Stored items
****************************************

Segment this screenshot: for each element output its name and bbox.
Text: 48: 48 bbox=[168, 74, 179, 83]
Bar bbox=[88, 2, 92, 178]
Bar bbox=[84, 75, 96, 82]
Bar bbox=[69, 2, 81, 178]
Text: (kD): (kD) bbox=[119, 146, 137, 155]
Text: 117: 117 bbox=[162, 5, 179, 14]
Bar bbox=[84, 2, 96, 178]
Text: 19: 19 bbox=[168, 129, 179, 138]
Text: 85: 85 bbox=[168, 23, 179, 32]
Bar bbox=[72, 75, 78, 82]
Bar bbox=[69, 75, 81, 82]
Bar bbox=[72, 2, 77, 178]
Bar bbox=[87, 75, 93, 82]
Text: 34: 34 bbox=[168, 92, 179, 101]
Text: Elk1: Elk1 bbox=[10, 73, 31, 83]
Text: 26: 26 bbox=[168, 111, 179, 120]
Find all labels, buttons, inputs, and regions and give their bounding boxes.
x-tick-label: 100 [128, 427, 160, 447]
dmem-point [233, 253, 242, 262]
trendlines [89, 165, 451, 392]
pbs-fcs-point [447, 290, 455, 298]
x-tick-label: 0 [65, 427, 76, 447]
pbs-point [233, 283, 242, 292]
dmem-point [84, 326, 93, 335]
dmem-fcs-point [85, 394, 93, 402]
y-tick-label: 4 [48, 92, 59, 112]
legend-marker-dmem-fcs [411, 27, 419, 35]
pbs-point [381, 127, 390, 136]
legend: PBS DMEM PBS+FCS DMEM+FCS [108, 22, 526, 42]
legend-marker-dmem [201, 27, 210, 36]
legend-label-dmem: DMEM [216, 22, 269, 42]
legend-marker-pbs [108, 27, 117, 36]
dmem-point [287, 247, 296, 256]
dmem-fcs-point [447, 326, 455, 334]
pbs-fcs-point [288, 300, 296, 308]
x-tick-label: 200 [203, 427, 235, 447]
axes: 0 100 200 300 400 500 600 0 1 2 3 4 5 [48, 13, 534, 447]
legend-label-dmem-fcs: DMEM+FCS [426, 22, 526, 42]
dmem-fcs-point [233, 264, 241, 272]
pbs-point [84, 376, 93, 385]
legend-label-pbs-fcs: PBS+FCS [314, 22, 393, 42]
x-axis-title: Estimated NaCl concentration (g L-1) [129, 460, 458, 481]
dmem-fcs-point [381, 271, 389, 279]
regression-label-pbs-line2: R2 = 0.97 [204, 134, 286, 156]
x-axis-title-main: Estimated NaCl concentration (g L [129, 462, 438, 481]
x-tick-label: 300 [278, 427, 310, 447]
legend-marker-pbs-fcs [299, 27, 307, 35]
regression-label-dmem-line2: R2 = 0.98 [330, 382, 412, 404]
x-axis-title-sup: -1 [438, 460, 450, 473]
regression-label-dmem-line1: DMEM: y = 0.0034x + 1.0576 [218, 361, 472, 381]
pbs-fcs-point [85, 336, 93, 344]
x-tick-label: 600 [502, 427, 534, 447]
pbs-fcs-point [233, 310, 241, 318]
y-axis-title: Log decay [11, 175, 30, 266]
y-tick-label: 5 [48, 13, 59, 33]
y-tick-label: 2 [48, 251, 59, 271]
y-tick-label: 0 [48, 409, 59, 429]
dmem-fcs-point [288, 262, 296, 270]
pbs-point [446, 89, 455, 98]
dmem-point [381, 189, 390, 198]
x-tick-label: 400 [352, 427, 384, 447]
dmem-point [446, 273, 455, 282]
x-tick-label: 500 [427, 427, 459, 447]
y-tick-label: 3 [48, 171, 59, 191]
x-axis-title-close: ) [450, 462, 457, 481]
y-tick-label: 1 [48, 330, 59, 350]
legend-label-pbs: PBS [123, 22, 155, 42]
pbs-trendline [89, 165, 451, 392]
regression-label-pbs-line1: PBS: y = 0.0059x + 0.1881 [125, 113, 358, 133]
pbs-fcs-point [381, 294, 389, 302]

****************************************

Task description ->
Rename every "x-tick-label" in the data to "x-axis-tick", and leave every other part of the lines unchanged.

Correct result ->
Segment this screenshot: for each element output its name and bbox.
Text: 48: 48 bbox=[168, 74, 179, 83]
Bar bbox=[88, 2, 92, 178]
Bar bbox=[84, 75, 96, 82]
Bar bbox=[69, 2, 81, 178]
Text: (kD): (kD) bbox=[119, 146, 137, 155]
Text: 117: 117 bbox=[162, 5, 179, 14]
Bar bbox=[84, 2, 96, 178]
Text: 19: 19 bbox=[168, 129, 179, 138]
Text: 85: 85 bbox=[168, 23, 179, 32]
Bar bbox=[72, 75, 78, 82]
Bar bbox=[69, 75, 81, 82]
Bar bbox=[72, 2, 77, 178]
Bar bbox=[87, 75, 93, 82]
Text: 34: 34 bbox=[168, 92, 179, 101]
Text: Elk1: Elk1 bbox=[10, 73, 31, 83]
Text: 26: 26 bbox=[168, 111, 179, 120]
Find all labels, buttons, inputs, and regions and give their bounding boxes.
x-axis-tick: 100 [128, 427, 160, 447]
dmem-point [233, 253, 242, 262]
trendlines [89, 165, 451, 392]
pbs-fcs-point [447, 290, 455, 298]
x-axis-tick: 0 [65, 427, 76, 447]
pbs-point [233, 283, 242, 292]
dmem-point [84, 326, 93, 335]
dmem-fcs-point [85, 394, 93, 402]
y-tick-label: 4 [48, 92, 59, 112]
legend-marker-dmem-fcs [411, 27, 419, 35]
pbs-point [381, 127, 390, 136]
legend: PBS DMEM PBS+FCS DMEM+FCS [108, 22, 526, 42]
legend-marker-dmem [201, 27, 210, 36]
legend-label-dmem: DMEM [216, 22, 269, 42]
legend-marker-pbs [108, 27, 117, 36]
dmem-point [287, 247, 296, 256]
dmem-fcs-point [447, 326, 455, 334]
pbs-fcs-point [288, 300, 296, 308]
x-axis-tick: 200 [203, 427, 235, 447]
axes: 0 100 200 300 400 500 600 0 1 2 3 4 5 [48, 13, 534, 447]
legend-label-dmem-fcs: DMEM+FCS [426, 22, 526, 42]
dmem-fcs-point [233, 264, 241, 272]
pbs-point [84, 376, 93, 385]
legend-label-pbs-fcs: PBS+FCS [314, 22, 393, 42]
x-axis-title: Estimated NaCl concentration (g L-1) [129, 460, 458, 481]
dmem-fcs-point [381, 271, 389, 279]
regression-label-pbs-line2: R2 = 0.97 [204, 134, 286, 156]
x-axis-title-main: Estimated NaCl concentration (g L [129, 462, 438, 481]
x-axis-tick: 300 [278, 427, 310, 447]
legend-marker-pbs-fcs [299, 27, 307, 35]
regression-label-dmem-line2: R2 = 0.98 [330, 382, 412, 404]
x-axis-title-sup: -1 [438, 460, 450, 473]
regression-label-dmem-line1: DMEM: y = 0.0034x + 1.0576 [218, 361, 472, 381]
pbs-fcs-point [85, 336, 93, 344]
x-axis-tick: 600 [502, 427, 534, 447]
pbs-fcs-point [233, 310, 241, 318]
y-axis-title: Log decay [11, 175, 30, 266]
y-tick-label: 5 [48, 13, 59, 33]
y-tick-label: 2 [48, 251, 59, 271]
y-tick-label: 0 [48, 409, 59, 429]
dmem-fcs-point [288, 262, 296, 270]
pbs-point [446, 89, 455, 98]
dmem-point [381, 189, 390, 198]
x-axis-tick: 400 [352, 427, 384, 447]
dmem-point [446, 273, 455, 282]
x-axis-tick: 500 [427, 427, 459, 447]
y-tick-label: 3 [48, 171, 59, 191]
x-axis-title-close: ) [450, 462, 457, 481]
y-tick-label: 1 [48, 330, 59, 350]
legend-label-pbs: PBS [123, 22, 155, 42]
pbs-trendline [89, 165, 451, 392]
regression-label-pbs-line1: PBS: y = 0.0059x + 0.1881 [125, 113, 358, 133]
pbs-fcs-point [381, 294, 389, 302]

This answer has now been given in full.